[Start of Data rows]

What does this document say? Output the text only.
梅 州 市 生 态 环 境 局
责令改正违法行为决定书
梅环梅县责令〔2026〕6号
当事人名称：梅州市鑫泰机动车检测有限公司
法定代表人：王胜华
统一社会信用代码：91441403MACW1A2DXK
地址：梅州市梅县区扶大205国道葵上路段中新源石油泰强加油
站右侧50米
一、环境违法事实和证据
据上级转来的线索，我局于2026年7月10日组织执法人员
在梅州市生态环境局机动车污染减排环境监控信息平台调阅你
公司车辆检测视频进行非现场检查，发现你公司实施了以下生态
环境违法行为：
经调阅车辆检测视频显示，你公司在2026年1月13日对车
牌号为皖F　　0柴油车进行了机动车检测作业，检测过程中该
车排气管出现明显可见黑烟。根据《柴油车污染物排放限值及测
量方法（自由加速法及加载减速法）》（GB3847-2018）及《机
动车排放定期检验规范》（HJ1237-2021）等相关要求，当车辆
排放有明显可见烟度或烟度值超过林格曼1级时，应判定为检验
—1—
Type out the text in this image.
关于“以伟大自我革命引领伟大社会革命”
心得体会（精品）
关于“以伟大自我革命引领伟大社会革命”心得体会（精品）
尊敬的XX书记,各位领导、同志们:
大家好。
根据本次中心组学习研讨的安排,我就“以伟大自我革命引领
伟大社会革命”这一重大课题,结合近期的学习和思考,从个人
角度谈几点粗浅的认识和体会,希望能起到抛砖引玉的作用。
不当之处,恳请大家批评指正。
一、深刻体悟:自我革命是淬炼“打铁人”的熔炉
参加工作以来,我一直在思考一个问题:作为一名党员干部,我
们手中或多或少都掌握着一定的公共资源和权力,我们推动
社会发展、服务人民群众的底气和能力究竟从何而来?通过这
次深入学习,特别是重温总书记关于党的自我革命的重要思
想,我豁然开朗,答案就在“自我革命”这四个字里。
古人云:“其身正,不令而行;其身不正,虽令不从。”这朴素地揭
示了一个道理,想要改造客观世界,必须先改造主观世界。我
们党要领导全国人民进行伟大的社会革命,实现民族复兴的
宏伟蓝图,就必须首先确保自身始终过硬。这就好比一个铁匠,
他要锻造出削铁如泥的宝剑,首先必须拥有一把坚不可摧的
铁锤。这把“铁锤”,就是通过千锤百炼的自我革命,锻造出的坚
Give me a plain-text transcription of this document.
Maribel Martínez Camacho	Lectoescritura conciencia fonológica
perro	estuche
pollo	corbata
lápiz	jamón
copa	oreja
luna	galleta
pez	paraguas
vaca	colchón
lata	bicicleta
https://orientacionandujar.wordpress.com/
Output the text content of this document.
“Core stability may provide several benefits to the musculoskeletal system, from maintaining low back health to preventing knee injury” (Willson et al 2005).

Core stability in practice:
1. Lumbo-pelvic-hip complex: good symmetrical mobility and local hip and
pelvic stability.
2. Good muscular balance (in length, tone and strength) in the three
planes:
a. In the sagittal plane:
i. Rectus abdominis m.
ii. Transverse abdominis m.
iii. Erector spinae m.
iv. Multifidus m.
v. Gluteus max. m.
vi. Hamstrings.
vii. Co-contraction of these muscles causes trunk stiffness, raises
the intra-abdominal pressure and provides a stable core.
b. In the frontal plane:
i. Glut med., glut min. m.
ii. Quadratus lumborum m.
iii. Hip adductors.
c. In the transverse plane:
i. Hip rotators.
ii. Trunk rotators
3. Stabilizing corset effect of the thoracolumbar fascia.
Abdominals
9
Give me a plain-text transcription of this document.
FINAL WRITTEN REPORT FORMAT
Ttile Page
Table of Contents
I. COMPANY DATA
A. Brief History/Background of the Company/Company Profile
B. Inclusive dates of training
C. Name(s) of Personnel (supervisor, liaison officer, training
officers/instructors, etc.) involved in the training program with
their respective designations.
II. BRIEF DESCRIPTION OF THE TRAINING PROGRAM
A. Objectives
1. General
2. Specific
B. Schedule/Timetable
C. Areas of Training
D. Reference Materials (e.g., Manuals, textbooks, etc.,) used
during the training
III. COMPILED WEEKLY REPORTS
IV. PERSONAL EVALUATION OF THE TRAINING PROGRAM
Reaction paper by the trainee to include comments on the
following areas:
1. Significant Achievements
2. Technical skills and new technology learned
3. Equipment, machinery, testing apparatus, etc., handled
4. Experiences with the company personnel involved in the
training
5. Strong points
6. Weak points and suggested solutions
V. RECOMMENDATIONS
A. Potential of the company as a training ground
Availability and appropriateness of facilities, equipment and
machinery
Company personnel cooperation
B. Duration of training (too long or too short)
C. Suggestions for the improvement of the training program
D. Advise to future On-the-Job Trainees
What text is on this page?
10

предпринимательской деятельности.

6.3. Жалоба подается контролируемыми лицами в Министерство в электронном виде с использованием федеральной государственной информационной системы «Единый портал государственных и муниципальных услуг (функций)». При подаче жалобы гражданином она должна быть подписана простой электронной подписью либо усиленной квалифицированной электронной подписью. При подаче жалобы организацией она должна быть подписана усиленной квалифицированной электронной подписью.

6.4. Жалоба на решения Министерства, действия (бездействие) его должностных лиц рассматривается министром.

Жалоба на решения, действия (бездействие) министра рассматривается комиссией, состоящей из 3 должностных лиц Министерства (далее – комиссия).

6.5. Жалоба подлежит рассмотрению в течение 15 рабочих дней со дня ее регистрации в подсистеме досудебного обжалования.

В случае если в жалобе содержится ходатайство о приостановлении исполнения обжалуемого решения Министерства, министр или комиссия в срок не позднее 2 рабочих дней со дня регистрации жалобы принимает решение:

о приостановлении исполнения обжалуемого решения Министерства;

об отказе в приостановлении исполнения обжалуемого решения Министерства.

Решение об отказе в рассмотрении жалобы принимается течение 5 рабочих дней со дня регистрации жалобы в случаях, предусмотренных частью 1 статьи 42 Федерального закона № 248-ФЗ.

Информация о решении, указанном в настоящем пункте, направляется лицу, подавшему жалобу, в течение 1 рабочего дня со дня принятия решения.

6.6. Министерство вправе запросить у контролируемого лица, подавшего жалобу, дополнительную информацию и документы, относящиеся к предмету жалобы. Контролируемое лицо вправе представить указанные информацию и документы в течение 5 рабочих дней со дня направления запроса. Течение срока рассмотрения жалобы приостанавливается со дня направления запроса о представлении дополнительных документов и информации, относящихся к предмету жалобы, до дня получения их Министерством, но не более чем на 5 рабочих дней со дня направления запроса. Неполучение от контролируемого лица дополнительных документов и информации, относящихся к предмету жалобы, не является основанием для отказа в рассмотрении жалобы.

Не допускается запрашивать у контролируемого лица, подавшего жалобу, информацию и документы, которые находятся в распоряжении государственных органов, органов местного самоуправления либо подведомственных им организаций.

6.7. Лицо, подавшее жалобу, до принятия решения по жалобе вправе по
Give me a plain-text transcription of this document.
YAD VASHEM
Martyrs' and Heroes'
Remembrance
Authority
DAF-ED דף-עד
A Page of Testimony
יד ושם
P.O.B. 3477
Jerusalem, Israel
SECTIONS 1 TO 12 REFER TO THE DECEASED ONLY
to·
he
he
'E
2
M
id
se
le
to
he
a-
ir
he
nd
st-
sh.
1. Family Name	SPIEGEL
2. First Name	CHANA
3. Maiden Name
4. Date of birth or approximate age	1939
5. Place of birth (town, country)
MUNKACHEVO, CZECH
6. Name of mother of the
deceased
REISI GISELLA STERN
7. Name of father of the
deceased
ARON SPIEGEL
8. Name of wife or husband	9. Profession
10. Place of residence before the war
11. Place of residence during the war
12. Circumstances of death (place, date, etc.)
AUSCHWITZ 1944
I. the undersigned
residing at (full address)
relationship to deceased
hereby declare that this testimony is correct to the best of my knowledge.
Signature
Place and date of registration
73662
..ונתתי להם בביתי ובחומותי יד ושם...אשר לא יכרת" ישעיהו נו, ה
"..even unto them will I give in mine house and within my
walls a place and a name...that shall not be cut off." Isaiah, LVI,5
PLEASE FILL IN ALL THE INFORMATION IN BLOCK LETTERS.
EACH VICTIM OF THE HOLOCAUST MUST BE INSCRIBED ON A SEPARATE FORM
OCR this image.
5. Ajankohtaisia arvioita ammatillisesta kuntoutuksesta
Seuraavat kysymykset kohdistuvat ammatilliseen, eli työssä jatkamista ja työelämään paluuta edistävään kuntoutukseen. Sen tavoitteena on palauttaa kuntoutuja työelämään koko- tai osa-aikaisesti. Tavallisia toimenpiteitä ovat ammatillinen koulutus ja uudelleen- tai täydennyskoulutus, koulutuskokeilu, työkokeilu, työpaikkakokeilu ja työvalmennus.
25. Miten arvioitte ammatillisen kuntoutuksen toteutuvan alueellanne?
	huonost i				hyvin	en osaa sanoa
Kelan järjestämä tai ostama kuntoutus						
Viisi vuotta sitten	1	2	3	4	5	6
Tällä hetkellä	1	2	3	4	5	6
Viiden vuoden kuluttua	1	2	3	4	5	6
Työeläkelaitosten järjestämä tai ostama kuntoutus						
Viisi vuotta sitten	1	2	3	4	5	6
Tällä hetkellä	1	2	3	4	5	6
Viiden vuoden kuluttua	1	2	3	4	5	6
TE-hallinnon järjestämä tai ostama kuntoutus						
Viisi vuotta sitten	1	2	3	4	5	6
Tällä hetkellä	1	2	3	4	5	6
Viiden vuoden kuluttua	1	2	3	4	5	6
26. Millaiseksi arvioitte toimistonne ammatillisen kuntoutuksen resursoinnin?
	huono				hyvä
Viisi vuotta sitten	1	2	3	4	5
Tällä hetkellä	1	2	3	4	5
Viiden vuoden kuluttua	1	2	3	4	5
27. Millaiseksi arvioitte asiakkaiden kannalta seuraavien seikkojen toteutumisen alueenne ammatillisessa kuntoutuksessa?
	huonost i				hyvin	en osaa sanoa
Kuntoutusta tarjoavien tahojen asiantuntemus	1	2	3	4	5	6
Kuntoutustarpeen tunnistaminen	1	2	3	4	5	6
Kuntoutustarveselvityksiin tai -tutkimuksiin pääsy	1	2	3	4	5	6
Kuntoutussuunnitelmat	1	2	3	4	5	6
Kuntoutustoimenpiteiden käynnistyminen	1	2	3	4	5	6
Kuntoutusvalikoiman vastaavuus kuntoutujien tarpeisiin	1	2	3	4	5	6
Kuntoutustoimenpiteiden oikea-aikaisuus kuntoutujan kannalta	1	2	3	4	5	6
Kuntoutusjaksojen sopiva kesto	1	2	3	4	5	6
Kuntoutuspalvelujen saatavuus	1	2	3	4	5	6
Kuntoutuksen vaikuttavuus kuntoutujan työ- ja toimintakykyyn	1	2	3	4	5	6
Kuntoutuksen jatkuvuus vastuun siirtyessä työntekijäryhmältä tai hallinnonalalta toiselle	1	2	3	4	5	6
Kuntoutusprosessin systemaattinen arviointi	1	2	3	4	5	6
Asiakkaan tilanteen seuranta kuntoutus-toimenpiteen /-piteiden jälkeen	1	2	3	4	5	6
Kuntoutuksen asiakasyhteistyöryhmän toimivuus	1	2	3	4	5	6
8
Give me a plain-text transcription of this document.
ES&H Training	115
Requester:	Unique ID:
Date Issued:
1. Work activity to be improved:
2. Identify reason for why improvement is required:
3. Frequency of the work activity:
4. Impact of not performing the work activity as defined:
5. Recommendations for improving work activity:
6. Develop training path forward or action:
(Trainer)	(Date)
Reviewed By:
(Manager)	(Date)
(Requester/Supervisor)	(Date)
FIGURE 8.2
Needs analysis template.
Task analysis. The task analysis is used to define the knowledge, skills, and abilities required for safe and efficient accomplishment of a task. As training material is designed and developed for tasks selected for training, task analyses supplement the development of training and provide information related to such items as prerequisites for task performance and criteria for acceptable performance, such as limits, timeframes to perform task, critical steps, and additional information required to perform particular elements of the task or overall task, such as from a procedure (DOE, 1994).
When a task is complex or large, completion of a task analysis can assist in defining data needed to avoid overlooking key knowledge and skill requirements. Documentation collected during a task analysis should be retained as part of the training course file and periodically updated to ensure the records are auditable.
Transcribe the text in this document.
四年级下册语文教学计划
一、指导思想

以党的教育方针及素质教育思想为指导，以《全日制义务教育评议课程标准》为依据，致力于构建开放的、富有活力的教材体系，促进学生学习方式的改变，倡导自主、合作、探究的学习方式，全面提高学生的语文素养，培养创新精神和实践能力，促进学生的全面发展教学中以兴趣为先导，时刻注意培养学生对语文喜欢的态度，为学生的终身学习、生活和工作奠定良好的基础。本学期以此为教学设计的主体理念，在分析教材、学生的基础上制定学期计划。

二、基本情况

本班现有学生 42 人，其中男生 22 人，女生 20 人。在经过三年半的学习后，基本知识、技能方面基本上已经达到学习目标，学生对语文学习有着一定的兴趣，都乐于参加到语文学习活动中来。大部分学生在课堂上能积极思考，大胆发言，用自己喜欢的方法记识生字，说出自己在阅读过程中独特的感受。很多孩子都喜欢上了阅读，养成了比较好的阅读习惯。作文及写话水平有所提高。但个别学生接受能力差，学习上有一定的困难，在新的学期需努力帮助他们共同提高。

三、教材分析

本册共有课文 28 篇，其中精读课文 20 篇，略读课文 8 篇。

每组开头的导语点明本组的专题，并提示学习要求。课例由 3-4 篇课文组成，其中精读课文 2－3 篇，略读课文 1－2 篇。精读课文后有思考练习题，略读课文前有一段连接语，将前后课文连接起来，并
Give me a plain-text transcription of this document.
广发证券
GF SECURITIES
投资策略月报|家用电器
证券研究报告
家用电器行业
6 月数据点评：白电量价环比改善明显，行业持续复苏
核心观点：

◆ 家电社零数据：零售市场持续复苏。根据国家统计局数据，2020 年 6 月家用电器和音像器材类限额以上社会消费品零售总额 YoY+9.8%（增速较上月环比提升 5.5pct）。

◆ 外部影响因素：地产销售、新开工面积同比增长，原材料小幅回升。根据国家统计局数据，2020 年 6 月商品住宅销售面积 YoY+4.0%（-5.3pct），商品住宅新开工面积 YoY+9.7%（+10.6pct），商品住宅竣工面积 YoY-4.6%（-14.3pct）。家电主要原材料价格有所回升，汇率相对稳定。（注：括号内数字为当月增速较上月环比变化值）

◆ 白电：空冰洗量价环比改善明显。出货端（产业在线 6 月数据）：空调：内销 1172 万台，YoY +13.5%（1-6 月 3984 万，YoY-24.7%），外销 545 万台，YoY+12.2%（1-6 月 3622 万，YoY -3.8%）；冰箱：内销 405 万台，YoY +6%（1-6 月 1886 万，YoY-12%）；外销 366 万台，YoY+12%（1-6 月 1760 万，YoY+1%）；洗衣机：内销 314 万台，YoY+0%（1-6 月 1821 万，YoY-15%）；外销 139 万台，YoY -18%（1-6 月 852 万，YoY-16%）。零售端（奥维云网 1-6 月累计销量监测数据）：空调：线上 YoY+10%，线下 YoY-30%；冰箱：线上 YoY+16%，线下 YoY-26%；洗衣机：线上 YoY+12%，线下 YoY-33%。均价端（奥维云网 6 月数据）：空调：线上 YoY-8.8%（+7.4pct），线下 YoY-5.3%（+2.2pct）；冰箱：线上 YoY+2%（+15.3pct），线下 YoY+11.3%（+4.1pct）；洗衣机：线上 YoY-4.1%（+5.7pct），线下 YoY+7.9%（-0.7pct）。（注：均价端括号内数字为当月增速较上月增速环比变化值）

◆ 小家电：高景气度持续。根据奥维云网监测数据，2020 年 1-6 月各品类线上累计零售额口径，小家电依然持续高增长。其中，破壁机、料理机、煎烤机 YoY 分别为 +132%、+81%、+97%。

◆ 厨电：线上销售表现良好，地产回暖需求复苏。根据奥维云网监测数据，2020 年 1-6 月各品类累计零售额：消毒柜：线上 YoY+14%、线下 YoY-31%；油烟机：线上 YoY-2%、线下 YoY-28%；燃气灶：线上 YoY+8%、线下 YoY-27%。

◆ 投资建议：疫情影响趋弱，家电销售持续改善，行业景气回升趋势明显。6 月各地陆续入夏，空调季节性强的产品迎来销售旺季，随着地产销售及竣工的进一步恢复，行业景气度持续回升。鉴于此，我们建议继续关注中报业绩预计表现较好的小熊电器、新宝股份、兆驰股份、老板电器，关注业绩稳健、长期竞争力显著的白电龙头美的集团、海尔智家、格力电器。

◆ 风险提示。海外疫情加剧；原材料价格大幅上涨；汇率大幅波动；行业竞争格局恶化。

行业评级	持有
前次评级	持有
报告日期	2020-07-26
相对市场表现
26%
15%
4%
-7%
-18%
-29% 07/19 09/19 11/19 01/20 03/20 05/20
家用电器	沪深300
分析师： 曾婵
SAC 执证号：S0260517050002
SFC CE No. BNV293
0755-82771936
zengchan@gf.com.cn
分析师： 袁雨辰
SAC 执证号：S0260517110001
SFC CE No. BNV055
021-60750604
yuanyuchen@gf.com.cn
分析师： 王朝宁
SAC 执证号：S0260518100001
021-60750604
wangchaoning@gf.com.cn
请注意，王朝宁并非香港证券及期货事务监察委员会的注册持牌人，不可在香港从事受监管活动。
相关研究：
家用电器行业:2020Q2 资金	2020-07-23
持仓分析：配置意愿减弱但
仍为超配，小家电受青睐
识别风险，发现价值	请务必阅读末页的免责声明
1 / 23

[End of Data rows]

What to do: Show all lines from the records above where the word "以伟大自我革命引领伟大社会革命" occurs.

Final answer:
关于“以伟大自我革命引领伟大社会革命”
关于“以伟大自我革命引领伟大社会革命”心得体会（精品）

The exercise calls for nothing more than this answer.